## Consigne
Selon l'extrait sur le parc national de Kahuzi-Biega, quel groupe armé occupe le quartier général du parc ?

## Extrait choisi
Sud-kivu : Parc national de Kahuzi-Biega : quand la guerre armée efface la frontière entre protecteurs et destructeurs, condamnant un trésor naturel

Sud-Kivu, RDC – Juin 2025 — Au cœur de la luxuriante forêt du parc national de Kahuzi-Biega, refuge mythique des gorilles de plaine, la guerre déchire bien plus que des territoires. Depuis plusieurs mois, l’insécurité générée par le groupe armé M23, ses alliés Raiya Mutomboki et autres factions locales, transforme ce sanctuaire de biodiversité en un champ de bataille invisible, où la nature est la première victime.

Le quartier général du parc, situé à Tshivanga, est désormais occupé par le M23, coupant l’herbe sous les pieds des écogardes et des gestionnaires. « Sans accès à notre base, impossible de coordonner les patrouilles ni de réagir aux menaces dans les zones sensibles, notamment celles où vivent nos gorilles », déplore un responsable local sous couvert d’anonymat.

## Données à traiter
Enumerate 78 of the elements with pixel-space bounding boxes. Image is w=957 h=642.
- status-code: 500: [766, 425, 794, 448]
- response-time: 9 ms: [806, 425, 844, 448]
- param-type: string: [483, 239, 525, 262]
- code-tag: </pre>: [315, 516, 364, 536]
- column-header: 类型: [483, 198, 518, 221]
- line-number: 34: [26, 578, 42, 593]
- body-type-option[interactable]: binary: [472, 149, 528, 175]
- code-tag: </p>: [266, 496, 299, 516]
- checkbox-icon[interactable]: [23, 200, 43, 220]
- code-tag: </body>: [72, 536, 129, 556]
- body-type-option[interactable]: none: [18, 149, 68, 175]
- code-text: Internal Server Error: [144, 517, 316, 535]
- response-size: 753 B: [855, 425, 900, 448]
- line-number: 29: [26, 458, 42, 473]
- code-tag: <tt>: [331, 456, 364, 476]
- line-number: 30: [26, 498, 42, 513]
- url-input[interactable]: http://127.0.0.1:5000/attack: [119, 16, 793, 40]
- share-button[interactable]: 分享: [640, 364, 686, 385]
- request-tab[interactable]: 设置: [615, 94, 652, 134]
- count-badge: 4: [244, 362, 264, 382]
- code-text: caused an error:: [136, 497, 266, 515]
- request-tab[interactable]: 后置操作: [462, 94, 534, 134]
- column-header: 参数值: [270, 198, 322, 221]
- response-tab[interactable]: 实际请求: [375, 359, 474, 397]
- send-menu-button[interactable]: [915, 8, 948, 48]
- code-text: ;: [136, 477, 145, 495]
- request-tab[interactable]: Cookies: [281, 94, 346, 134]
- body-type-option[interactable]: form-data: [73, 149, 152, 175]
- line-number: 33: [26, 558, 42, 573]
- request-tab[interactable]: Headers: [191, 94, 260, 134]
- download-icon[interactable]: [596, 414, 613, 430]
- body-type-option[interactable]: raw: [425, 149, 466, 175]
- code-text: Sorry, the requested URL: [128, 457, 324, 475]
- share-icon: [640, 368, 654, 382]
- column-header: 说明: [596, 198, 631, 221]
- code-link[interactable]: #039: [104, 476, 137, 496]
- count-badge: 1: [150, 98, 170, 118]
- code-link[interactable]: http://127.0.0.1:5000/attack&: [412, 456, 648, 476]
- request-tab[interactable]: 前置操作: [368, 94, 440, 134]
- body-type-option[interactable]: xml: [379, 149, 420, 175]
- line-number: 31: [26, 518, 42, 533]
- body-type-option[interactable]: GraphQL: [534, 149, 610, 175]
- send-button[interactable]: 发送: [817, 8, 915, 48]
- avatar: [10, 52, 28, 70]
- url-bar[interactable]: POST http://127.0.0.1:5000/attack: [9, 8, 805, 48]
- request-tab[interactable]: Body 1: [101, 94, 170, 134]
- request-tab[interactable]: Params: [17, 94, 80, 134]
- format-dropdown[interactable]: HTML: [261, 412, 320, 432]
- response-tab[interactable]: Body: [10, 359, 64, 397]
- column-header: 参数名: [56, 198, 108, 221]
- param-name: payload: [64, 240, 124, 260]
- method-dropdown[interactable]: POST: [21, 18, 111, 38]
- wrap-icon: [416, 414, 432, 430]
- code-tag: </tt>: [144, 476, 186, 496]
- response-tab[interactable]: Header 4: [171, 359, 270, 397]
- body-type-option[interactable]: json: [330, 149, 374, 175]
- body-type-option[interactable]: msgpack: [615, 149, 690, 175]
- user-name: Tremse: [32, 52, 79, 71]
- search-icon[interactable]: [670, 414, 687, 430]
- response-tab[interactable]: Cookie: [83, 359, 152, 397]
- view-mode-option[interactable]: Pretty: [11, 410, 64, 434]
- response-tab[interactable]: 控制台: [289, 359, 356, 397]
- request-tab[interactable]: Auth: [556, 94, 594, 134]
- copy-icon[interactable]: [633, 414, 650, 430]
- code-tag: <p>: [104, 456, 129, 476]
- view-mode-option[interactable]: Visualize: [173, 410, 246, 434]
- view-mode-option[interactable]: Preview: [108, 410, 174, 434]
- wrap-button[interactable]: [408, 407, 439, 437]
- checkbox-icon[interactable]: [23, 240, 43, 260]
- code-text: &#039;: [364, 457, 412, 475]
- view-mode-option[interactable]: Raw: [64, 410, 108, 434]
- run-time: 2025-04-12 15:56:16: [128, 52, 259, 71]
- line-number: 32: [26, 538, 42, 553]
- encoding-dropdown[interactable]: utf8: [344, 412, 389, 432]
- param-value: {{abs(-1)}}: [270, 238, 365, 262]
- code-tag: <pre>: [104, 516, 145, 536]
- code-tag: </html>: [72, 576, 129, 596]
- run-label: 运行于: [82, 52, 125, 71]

## Réponse
Le M23 occupe le quartier général du parc, situé à Tshivanga.